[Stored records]
▼

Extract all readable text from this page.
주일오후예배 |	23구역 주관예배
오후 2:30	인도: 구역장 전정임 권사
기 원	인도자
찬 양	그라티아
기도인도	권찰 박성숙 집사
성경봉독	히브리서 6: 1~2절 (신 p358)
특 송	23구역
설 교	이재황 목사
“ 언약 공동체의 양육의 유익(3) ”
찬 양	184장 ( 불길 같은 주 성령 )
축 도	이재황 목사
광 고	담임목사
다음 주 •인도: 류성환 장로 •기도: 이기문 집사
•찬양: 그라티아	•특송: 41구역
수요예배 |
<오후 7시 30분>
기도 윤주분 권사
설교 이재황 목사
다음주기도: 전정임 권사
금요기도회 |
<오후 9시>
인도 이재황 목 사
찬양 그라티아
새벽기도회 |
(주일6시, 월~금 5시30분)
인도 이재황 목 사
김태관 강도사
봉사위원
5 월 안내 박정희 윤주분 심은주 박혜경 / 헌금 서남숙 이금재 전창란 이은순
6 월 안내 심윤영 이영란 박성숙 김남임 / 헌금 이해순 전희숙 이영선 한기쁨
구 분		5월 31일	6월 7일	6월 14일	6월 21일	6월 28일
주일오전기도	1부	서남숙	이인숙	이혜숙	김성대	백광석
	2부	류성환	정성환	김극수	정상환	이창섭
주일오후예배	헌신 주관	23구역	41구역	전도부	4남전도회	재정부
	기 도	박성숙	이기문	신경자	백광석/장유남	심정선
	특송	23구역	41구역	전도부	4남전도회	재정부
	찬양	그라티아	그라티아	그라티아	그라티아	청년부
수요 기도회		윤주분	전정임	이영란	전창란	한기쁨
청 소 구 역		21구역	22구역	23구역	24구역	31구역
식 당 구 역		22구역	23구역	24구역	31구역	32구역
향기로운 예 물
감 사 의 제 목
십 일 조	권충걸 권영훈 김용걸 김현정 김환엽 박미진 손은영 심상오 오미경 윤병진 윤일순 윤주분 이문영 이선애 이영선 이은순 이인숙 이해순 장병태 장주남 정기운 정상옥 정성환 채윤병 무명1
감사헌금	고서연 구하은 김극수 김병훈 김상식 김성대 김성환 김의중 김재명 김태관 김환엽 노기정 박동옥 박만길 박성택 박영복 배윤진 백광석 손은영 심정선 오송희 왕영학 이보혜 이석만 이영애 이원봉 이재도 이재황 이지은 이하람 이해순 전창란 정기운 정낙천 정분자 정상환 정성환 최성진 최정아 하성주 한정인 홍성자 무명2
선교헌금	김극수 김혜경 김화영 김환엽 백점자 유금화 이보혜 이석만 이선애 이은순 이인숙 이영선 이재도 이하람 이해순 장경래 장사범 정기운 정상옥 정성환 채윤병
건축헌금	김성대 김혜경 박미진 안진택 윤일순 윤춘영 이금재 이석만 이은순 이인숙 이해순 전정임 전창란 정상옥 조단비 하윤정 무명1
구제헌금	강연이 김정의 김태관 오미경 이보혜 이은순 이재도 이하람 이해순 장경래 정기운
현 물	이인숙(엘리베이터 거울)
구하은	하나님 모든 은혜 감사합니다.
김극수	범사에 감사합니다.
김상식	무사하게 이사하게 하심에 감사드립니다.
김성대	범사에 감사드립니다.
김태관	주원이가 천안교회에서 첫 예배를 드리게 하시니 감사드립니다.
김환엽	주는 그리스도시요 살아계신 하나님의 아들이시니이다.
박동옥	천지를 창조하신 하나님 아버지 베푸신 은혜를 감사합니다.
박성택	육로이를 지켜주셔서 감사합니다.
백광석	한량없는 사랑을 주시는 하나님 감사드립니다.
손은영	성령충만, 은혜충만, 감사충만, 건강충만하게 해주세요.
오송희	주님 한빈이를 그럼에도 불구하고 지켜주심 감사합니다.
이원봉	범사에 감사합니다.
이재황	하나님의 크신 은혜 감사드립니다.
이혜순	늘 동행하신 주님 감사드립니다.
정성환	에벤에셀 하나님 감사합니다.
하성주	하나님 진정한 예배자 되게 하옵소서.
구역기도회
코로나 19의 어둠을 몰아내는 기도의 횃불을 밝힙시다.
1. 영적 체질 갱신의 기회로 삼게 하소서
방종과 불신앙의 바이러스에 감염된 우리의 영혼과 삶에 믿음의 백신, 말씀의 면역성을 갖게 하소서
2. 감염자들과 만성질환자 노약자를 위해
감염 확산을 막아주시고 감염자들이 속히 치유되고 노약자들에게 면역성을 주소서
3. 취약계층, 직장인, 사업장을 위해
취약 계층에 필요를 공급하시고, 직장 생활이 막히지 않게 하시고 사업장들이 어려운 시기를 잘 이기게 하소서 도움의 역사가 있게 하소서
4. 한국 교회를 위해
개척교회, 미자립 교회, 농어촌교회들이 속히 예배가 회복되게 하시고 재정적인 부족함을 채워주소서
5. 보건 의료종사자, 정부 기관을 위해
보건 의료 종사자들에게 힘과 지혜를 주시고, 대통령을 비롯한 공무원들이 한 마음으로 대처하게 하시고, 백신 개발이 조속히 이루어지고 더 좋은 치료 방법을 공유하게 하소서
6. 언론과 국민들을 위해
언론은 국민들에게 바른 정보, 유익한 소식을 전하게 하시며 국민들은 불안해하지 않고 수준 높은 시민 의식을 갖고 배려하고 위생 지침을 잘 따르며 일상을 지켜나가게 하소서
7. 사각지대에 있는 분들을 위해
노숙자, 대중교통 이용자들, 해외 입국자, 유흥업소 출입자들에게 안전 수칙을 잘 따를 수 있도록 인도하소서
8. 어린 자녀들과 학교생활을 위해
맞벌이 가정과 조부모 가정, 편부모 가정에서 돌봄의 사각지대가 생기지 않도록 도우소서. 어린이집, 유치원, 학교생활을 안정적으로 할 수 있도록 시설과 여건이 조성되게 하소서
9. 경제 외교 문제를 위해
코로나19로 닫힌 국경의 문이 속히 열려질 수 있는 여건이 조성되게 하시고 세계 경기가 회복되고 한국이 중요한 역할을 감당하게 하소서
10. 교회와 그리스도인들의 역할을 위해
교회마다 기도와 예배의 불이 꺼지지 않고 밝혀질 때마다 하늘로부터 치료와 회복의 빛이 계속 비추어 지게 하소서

▲

== AIM ==
Set down all of the data above, word for word.

== COMPLETE OUTPUT ==
Extract all readable text from this page.
주일오후예배 |	23구역 주관예배
오후 2:30	인도: 구역장 전정임 권사
기 원	인도자
찬 양	그라티아
기도인도	권찰 박성숙 집사
성경봉독	히브리서 6: 1~2절 (신 p358)
특 송	23구역
설 교	이재황 목사
“ 언약 공동체의 양육의 유익(3) ”
찬 양	184장 ( 불길 같은 주 성령 )
축 도	이재황 목사
광 고	담임목사
다음 주 •인도: 류성환 장로 •기도: 이기문 집사
•찬양: 그라티아	•특송: 41구역
수요예배 |
<오후 7시 30분>
기도 윤주분 권사
설교 이재황 목사
다음주기도: 전정임 권사
금요기도회 |
<오후 9시>
인도 이재황 목 사
찬양 그라티아
새벽기도회 |
(주일6시, 월~금 5시30분)
인도 이재황 목 사
김태관 강도사
봉사위원
5 월 안내 박정희 윤주분 심은주 박혜경 / 헌금 서남숙 이금재 전창란 이은순
6 월 안내 심윤영 이영란 박성숙 김남임 / 헌금 이해순 전희숙 이영선 한기쁨
구 분		5월 31일	6월 7일	6월 14일	6월 21일	6월 28일
주일오전기도	1부	서남숙	이인숙	이혜숙	김성대	백광석
	2부	류성환	정성환	김극수	정상환	이창섭
주일오후예배	헌신 주관	23구역	41구역	전도부	4남전도회	재정부
	기 도	박성숙	이기문	신경자	백광석/장유남	심정선
	특송	23구역	41구역	전도부	4남전도회	재정부
	찬양	그라티아	그라티아	그라티아	그라티아	청년부
수요 기도회		윤주분	전정임	이영란	전창란	한기쁨
청 소 구 역		21구역	22구역	23구역	24구역	31구역
식 당 구 역		22구역	23구역	24구역	31구역	32구역
향기로운 예 물
감 사 의 제 목
십 일 조	권충걸 권영훈 김용걸 김현정 김환엽 박미진 손은영 심상오 오미경 윤병진 윤일순 윤주분 이문영 이선애 이영선 이은순 이인숙 이해순 장병태 장주남 정기운 정상옥 정성환 채윤병 무명1
감사헌금	고서연 구하은 김극수 김병훈 김상식 김성대 김성환 김의중 김재명 김태관 김환엽 노기정 박동옥 박만길 박성택 박영복 배윤진 백광석 손은영 심정선 오송희 왕영학 이보혜 이석만 이영애 이원봉 이재도 이재황 이지은 이하람 이해순 전창란 정기운 정낙천 정분자 정상환 정성환 최성진 최정아 하성주 한정인 홍성자 무명2
선교헌금	김극수 김혜경 김화영 김환엽 백점자 유금화 이보혜 이석만 이선애 이은순 이인숙 이영선 이재도 이하람 이해순 장경래 장사범 정기운 정상옥 정성환 채윤병
건축헌금	김성대 김혜경 박미진 안진택 윤일순 윤춘영 이금재 이석만 이은순 이인숙 이해순 전정임 전창란 정상옥 조단비 하윤정 무명1
구제헌금	강연이 김정의 김태관 오미경 이보혜 이은순 이재도 이하람 이해순 장경래 정기운
현 물	이인숙(엘리베이터 거울)
구하은	하나님 모든 은혜 감사합니다.
김극수	범사에 감사합니다.
김상식	무사하게 이사하게 하심에 감사드립니다.
김성대	범사에 감사드립니다.
김태관	주원이가 천안교회에서 첫 예배를 드리게 하시니 감사드립니다.
김환엽	주는 그리스도시요 살아계신 하나님의 아들이시니이다.
박동옥	천지를 창조하신 하나님 아버지 베푸신 은혜를 감사합니다.
박성택	육로이를 지켜주셔서 감사합니다.
백광석	한량없는 사랑을 주시는 하나님 감사드립니다.
손은영	성령충만, 은혜충만, 감사충만, 건강충만하게 해주세요.
오송희	주님 한빈이를 그럼에도 불구하고 지켜주심 감사합니다.
이원봉	범사에 감사합니다.
이재황	하나님의 크신 은혜 감사드립니다.
이혜순	늘 동행하신 주님 감사드립니다.
정성환	에벤에셀 하나님 감사합니다.
하성주	하나님 진정한 예배자 되게 하옵소서.
구역기도회
코로나 19의 어둠을 몰아내는 기도의 횃불을 밝힙시다.
1. 영적 체질 갱신의 기회로 삼게 하소서
방종과 불신앙의 바이러스에 감염된 우리의 영혼과 삶에 믿음의 백신, 말씀의 면역성을 갖게 하소서
2. 감염자들과 만성질환자 노약자를 위해
감염 확산을 막아주시고 감염자들이 속히 치유되고 노약자들에게 면역성을 주소서
3. 취약계층, 직장인, 사업장을 위해
취약 계층에 필요를 공급하시고, 직장 생활이 막히지 않게 하시고 사업장들이 어려운 시기를 잘 이기게 하소서 도움의 역사가 있게 하소서
4. 한국 교회를 위해
개척교회, 미자립 교회, 농어촌교회들이 속히 예배가 회복되게 하시고 재정적인 부족함을 채워주소서
5. 보건 의료종사자, 정부 기관을 위해
보건 의료 종사자들에게 힘과 지혜를 주시고, 대통령을 비롯한 공무원들이 한 마음으로 대처하게 하시고, 백신 개발이 조속히 이루어지고 더 좋은 치료 방법을 공유하게 하소서
6. 언론과 국민들을 위해
언론은 국민들에게 바른 정보, 유익한 소식을 전하게 하시며 국민들은 불안해하지 않고 수준 높은 시민 의식을 갖고 배려하고 위생 지침을 잘 따르며 일상을 지켜나가게 하소서
7. 사각지대에 있는 분들을 위해
노숙자, 대중교통 이용자들, 해외 입국자, 유흥업소 출입자들에게 안전 수칙을 잘 따를 수 있도록 인도하소서
8. 어린 자녀들과 학교생활을 위해
맞벌이 가정과 조부모 가정, 편부모 가정에서 돌봄의 사각지대가 생기지 않도록 도우소서. 어린이집, 유치원, 학교생활을 안정적으로 할 수 있도록 시설과 여건이 조성되게 하소서
9. 경제 외교 문제를 위해
코로나19로 닫힌 국경의 문이 속히 열려질 수 있는 여건이 조성되게 하시고 세계 경기가 회복되고 한국이 중요한 역할을 감당하게 하소서
10. 교회와 그리스도인들의 역할을 위해
교회마다 기도와 예배의 불이 꺼지지 않고 밝혀질 때마다 하늘로부터 치료와 회복의 빛이 계속 비추어 지게 하소서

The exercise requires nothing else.